Task instructions: Set down the data below without change, skipping the pictures it holds.

Source data:
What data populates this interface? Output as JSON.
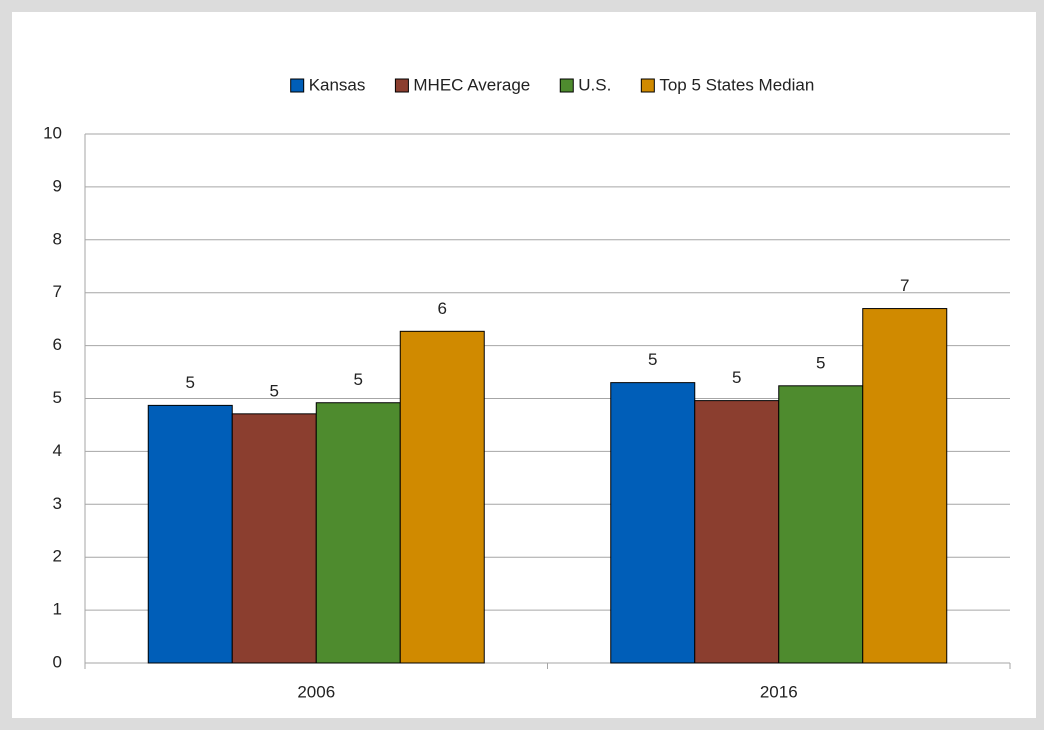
{
  "chart_data": {
    "type": "bar",
    "categories": [
      "2006",
      "2016"
    ],
    "series": [
      {
        "name": "Kansas",
        "color": "#005eb8",
        "values": [
          4.87,
          5.3
        ],
        "value_labels": [
          "5",
          "5"
        ]
      },
      {
        "name": "MHEC Average",
        "color": "#8b3e2f",
        "values": [
          4.71,
          4.96
        ],
        "value_labels": [
          "5",
          "5"
        ]
      },
      {
        "name": "U.S.",
        "color": "#4e8b2e",
        "values": [
          4.92,
          5.24
        ],
        "value_labels": [
          "5",
          "5"
        ]
      },
      {
        "name": "Top 5 States Median",
        "color": "#d08a00",
        "values": [
          6.27,
          6.7
        ],
        "value_labels": [
          "6",
          "7"
        ]
      }
    ],
    "ylim": [
      0,
      10
    ],
    "yticks": [
      0,
      1,
      2,
      3,
      4,
      5,
      6,
      7,
      8,
      9,
      10
    ],
    "grid": true,
    "legend": "top"
  }
}
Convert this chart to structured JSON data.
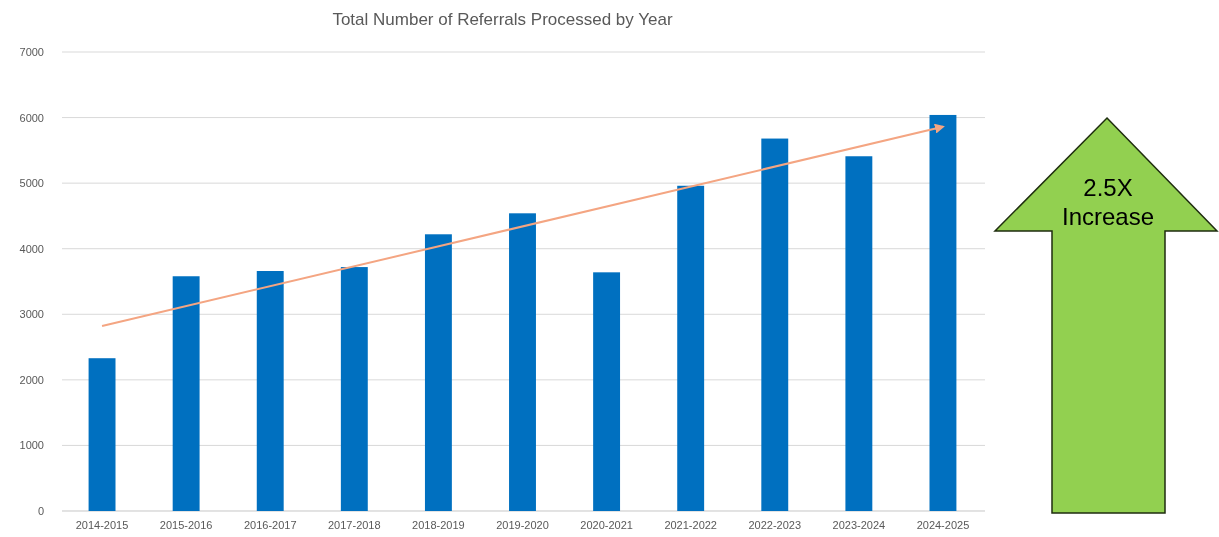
{
  "chart_data": {
    "type": "bar",
    "title": "Total Number of Referrals Processed by Year",
    "categories": [
      "2014-2015",
      "2015-2016",
      "2016-2017",
      "2017-2018",
      "2018-2019",
      "2019-2020",
      "2020-2021",
      "2021-2022",
      "2022-2023",
      "2023-2024",
      "2024-2025"
    ],
    "series": [
      {
        "color": "#0070c0",
        "values": [
          2330,
          3580,
          3660,
          3720,
          4220,
          4540,
          3640,
          4960,
          5680,
          5410,
          6040
        ]
      },
      {
        "type": "line",
        "color": "#f4a582",
        "x": [
          "2014-2015",
          "2024-2025"
        ],
        "values": [
          2820,
          5860
        ]
      }
    ],
    "ylim": [
      0,
      7000
    ],
    "yticks": [
      0,
      1000,
      2000,
      3000,
      4000,
      5000,
      6000,
      7000
    ],
    "grid": "y",
    "annotations": [
      "2.5X Increase"
    ]
  }
}
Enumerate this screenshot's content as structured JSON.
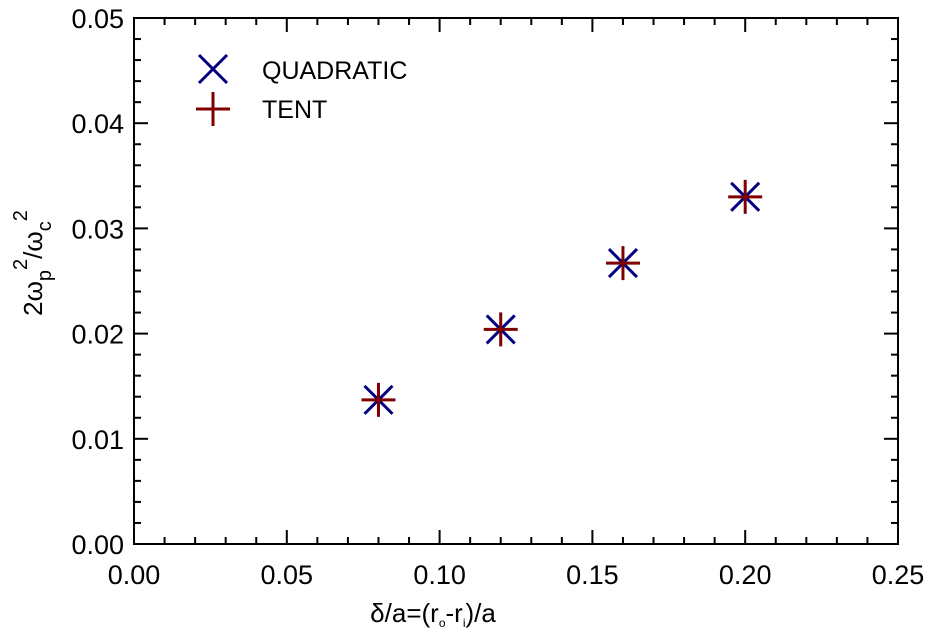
{
  "chart_data": {
    "type": "scatter",
    "title": "",
    "xlabel": {
      "prefix": "δ/a=(r",
      "sub1": "o",
      "mid": "-r",
      "sub2": "i",
      "suffix": ")/a"
    },
    "ylabel": {
      "p1": "2ω",
      "sub1": "p",
      "sup1": "2",
      "p2": "/ω",
      "sub2": "c",
      "sup2": "2"
    },
    "xlim": [
      0.0,
      0.25
    ],
    "ylim": [
      0.0,
      0.05
    ],
    "xticks": [
      "0.00",
      "0.05",
      "0.10",
      "0.15",
      "0.20",
      "0.25"
    ],
    "yticks": [
      "0.00",
      "0.01",
      "0.02",
      "0.03",
      "0.04",
      "0.05"
    ],
    "grid": false,
    "legend_position": "top-left",
    "series": [
      {
        "name": "QUADRATIC",
        "marker": "x",
        "color": "#000080",
        "points": [
          {
            "x": 0.08,
            "y": 0.0137
          },
          {
            "x": 0.12,
            "y": 0.0204
          },
          {
            "x": 0.16,
            "y": 0.0267
          },
          {
            "x": 0.2,
            "y": 0.033
          }
        ]
      },
      {
        "name": "TENT",
        "marker": "plus",
        "color": "#800000",
        "points": [
          {
            "x": 0.08,
            "y": 0.0137
          },
          {
            "x": 0.12,
            "y": 0.0204
          },
          {
            "x": 0.16,
            "y": 0.0267
          },
          {
            "x": 0.2,
            "y": 0.033
          }
        ]
      }
    ]
  }
}
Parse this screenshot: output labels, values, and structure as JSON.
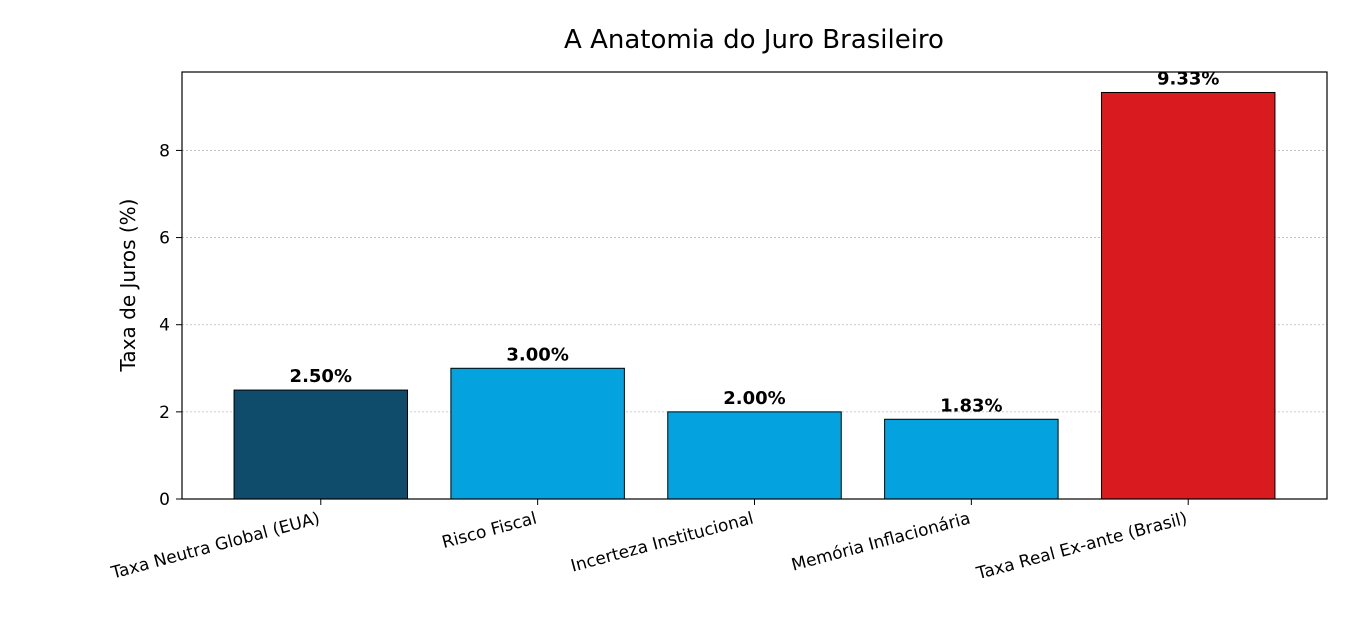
{
  "chart_data": {
    "type": "bar",
    "title": "A Anatomia do Juro Brasileiro",
    "y_label": "Taxa de Juros (%)",
    "categories": [
      "Taxa Neutra Global (EUA)",
      "Risco Fiscal",
      "Incerteza Institucional",
      "Memória Inflacionária",
      "Taxa Real Ex-ante (Brasil)"
    ],
    "values": [
      2.5,
      3.0,
      2.0,
      1.83,
      9.33
    ],
    "value_labels": [
      "2.50%",
      "3.00%",
      "2.00%",
      "1.83%",
      "9.33%"
    ],
    "colors": [
      "#0f4c6b",
      "#04a3e0",
      "#04a3e0",
      "#04a3e0",
      "#d91a1e"
    ],
    "edge_color": "#000000",
    "ylim": [
      0,
      9.8
    ],
    "yticks": [
      0,
      2,
      4,
      6,
      8
    ],
    "grid": true
  }
}
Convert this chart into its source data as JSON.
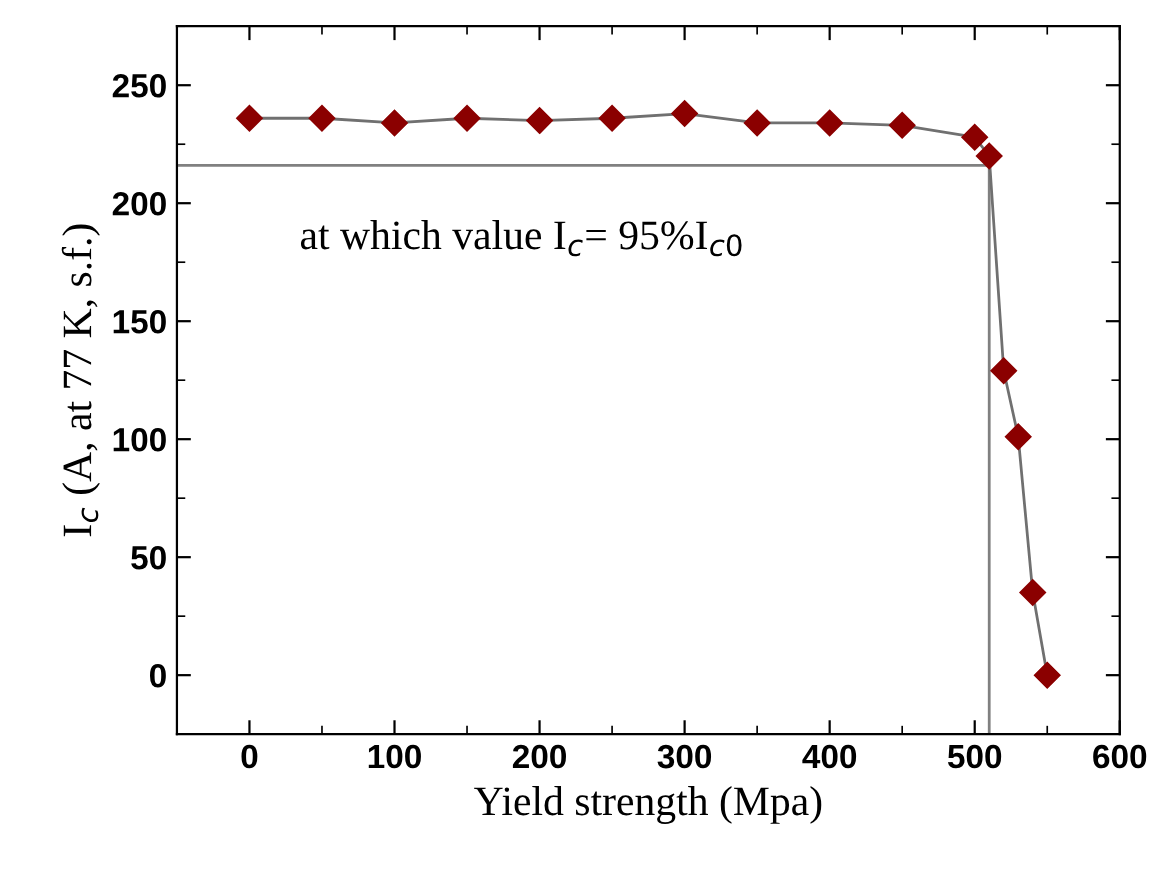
{
  "chart_data": {
    "type": "line",
    "xlabel": "Yield strength (Mpa)",
    "ylabel": "I$_{c}$ (A, at 77 K, s.f.)",
    "annotations": [
      "at which value I$_{c}$= 95%I$_{c0}$"
    ],
    "series": [
      {
        "color": "#8b0000",
        "marker": "diamond",
        "x": [
          0,
          50,
          100,
          150,
          200,
          250,
          300,
          350,
          400,
          450,
          500,
          510,
          520,
          530,
          540,
          550
        ],
        "values": [
          236,
          236,
          234,
          236,
          235,
          236,
          238,
          234,
          234,
          233,
          228,
          220,
          129,
          101,
          35,
          0
        ]
      },
      {
        "color": "#808080",
        "marker": "none",
        "x": [
          -50,
          510,
          510
        ],
        "values": [
          216,
          216,
          -25
        ]
      }
    ],
    "xlim": [
      -50,
      600
    ],
    "ylim": [
      -25,
      275
    ],
    "xticks": [
      0,
      100,
      200,
      300,
      400,
      500,
      600
    ],
    "yticks": [
      0,
      50,
      100,
      150,
      200,
      250
    ],
    "grid": false,
    "legend": false
  }
}
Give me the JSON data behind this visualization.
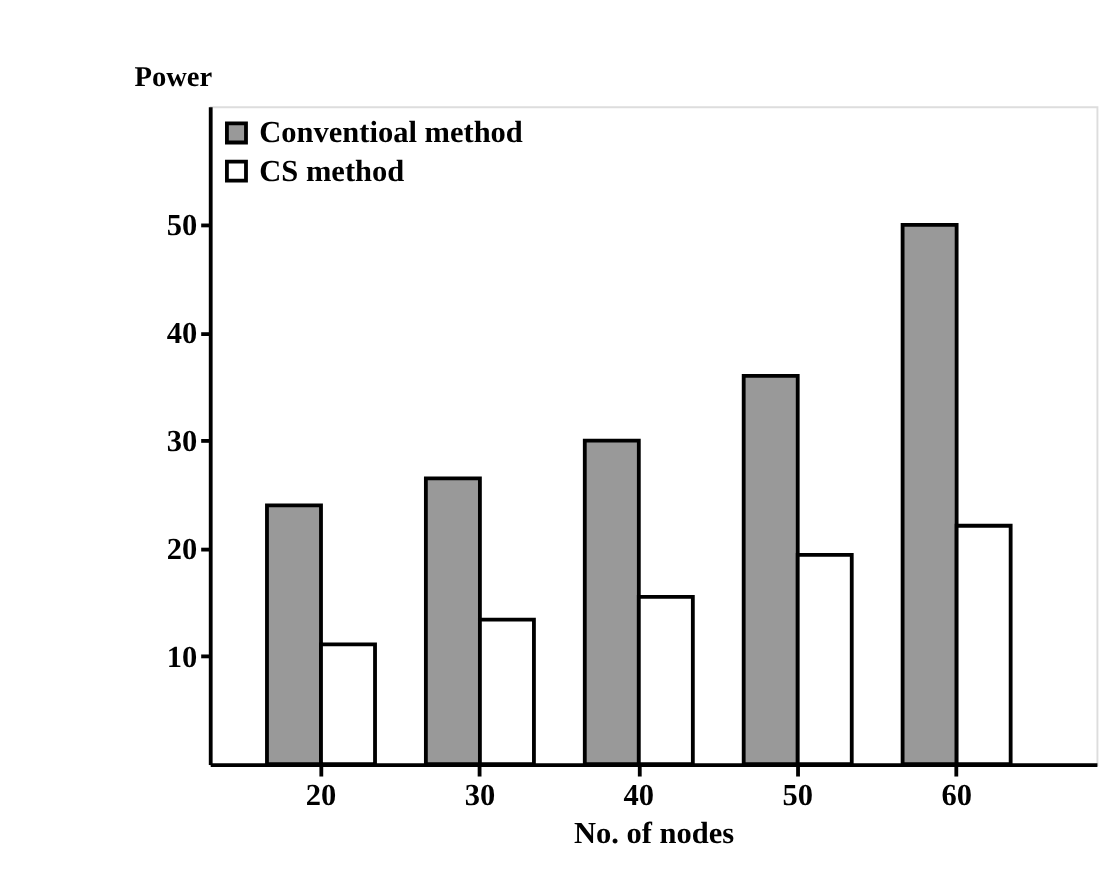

Correct answer:
What data populates this interface? Output as JSON.
{
  "chart_data": {
    "type": "bar",
    "categories": [
      "2006",
      "2016"
    ],
    "series": [
      {
        "name": "Kansas",
        "color": "#005eb8",
        "values": [
          4.87,
          5.3
        ],
        "value_labels": [
          "5",
          "5"
        ]
      },
      {
        "name": "MHEC Average",
        "color": "#8b3e2f",
        "values": [
          4.71,
          4.96
        ],
        "value_labels": [
          "5",
          "5"
        ]
      },
      {
        "name": "U.S.",
        "color": "#4e8b2e",
        "values": [
          4.92,
          5.24
        ],
        "value_labels": [
          "5",
          "5"
        ]
      },
      {
        "name": "Top 5 States Median",
        "color": "#d08a00",
        "values": [
          6.27,
          6.7
        ],
        "value_labels": [
          "6",
          "7"
        ]
      }
    ],
    "ylim": [
      0,
      10
    ],
    "yticks": [
      0,
      1,
      2,
      3,
      4,
      5,
      6,
      7,
      8,
      9,
      10
    ],
    "grid": true,
    "legend": "top"
  }
}
Convert this chart to structured JSON data.
{
  "chart_data": {
    "type": "bar",
    "title": "Total Number of Referrals Processed by Year",
    "categories": [
      "2014-2015",
      "2015-2016",
      "2016-2017",
      "2017-2018",
      "2018-2019",
      "2019-2020",
      "2020-2021",
      "2021-2022",
      "2022-2023",
      "2023-2024",
      "2024-2025"
    ],
    "series": [
      {
        "color": "#0070c0",
        "values": [
          2330,
          3580,
          3660,
          3720,
          4220,
          4540,
          3640,
          4960,
          5680,
          5410,
          6040
        ]
      },
      {
        "type": "line",
        "color": "#f4a582",
        "x": [
          "2014-2015",
          "2024-2025"
        ],
        "values": [
          2820,
          5860
        ]
      }
    ],
    "ylim": [
      0,
      7000
    ],
    "yticks": [
      0,
      1000,
      2000,
      3000,
      4000,
      5000,
      6000,
      7000
    ],
    "grid": "y",
    "annotations": [
      "2.5X Increase"
    ]
  }
}
Enumerate this screenshot's content as structured JSON.
{
  "chart_data": {
    "type": "scatter",
    "title": "",
    "xlabel": {
      "prefix": "δ/a=(r",
      "sub1": "o",
      "mid": "-r",
      "sub2": "i",
      "suffix": ")/a"
    },
    "ylabel": {
      "p1": "2ω",
      "sub1": "p",
      "sup1": "2",
      "p2": "/ω",
      "sub2": "c",
      "sup2": "2"
    },
    "xlim": [
      0.0,
      0.25
    ],
    "ylim": [
      0.0,
      0.05
    ],
    "xticks": [
      "0.00",
      "0.05",
      "0.10",
      "0.15",
      "0.20",
      "0.25"
    ],
    "yticks": [
      "0.00",
      "0.01",
      "0.02",
      "0.03",
      "0.04",
      "0.05"
    ],
    "grid": false,
    "legend_position": "top-left",
    "series": [
      {
        "name": "QUADRATIC",
        "marker": "x",
        "color": "#000080",
        "points": [
          {
            "x": 0.08,
            "y": 0.0137
          },
          {
            "x": 0.12,
            "y": 0.0204
          },
          {
            "x": 0.16,
            "y": 0.0267
          },
          {
            "x": 0.2,
            "y": 0.033
          }
        ]
      },
      {
        "name": "TENT",
        "marker": "plus",
        "color": "#800000",
        "points": [
          {
            "x": 0.08,
            "y": 0.0137
          },
          {
            "x": 0.12,
            "y": 0.0204
          },
          {
            "x": 0.16,
            "y": 0.0267
          },
          {
            "x": 0.2,
            "y": 0.033
          }
        ]
      }
    ]
  }
}
Parse this screenshot: output labels, values, and structure as JSON.
{
  "chart_data": {
    "type": "bar",
    "title": "A Anatomia do Juro Brasileiro",
    "y_label": "Taxa de Juros (%)",
    "categories": [
      "Taxa Neutra Global (EUA)",
      "Risco Fiscal",
      "Incerteza Institucional",
      "Memória Inflacionária",
      "Taxa Real Ex-ante (Brasil)"
    ],
    "values": [
      2.5,
      3.0,
      2.0,
      1.83,
      9.33
    ],
    "value_labels": [
      "2.50%",
      "3.00%",
      "2.00%",
      "1.83%",
      "9.33%"
    ],
    "colors": [
      "#0f4c6b",
      "#04a3e0",
      "#04a3e0",
      "#04a3e0",
      "#d91a1e"
    ],
    "edge_color": "#000000",
    "ylim": [
      0,
      9.8
    ],
    "yticks": [
      0,
      2,
      4,
      6,
      8
    ],
    "grid": true
  }
}
Convert this chart into its source data as JSON.
{
  "chart_data": {
    "type": "line",
    "xlabel": "Yield strength (Mpa)",
    "ylabel": "I$_{c}$ (A, at 77 K, s.f.)",
    "annotations": [
      "at which value I$_{c}$= 95%I$_{c0}$"
    ],
    "series": [
      {
        "color": "#8b0000",
        "marker": "diamond",
        "x": [
          0,
          50,
          100,
          150,
          200,
          250,
          300,
          350,
          400,
          450,
          500,
          510,
          520,
          530,
          540,
          550
        ],
        "values": [
          236,
          236,
          234,
          236,
          235,
          236,
          238,
          234,
          234,
          233,
          228,
          220,
          129,
          101,
          35,
          0
        ]
      },
      {
        "color": "#808080",
        "marker": "none",
        "x": [
          -50,
          510,
          510
        ],
        "values": [
          216,
          216,
          -25
        ]
      }
    ],
    "xlim": [
      -50,
      600
    ],
    "ylim": [
      -25,
      275
    ],
    "xticks": [
      0,
      100,
      200,
      300,
      400,
      500,
      600
    ],
    "yticks": [
      0,
      50,
      100,
      150,
      200,
      250
    ],
    "grid": false,
    "legend": false
  }
}
Give me the JSON data behind this visualization.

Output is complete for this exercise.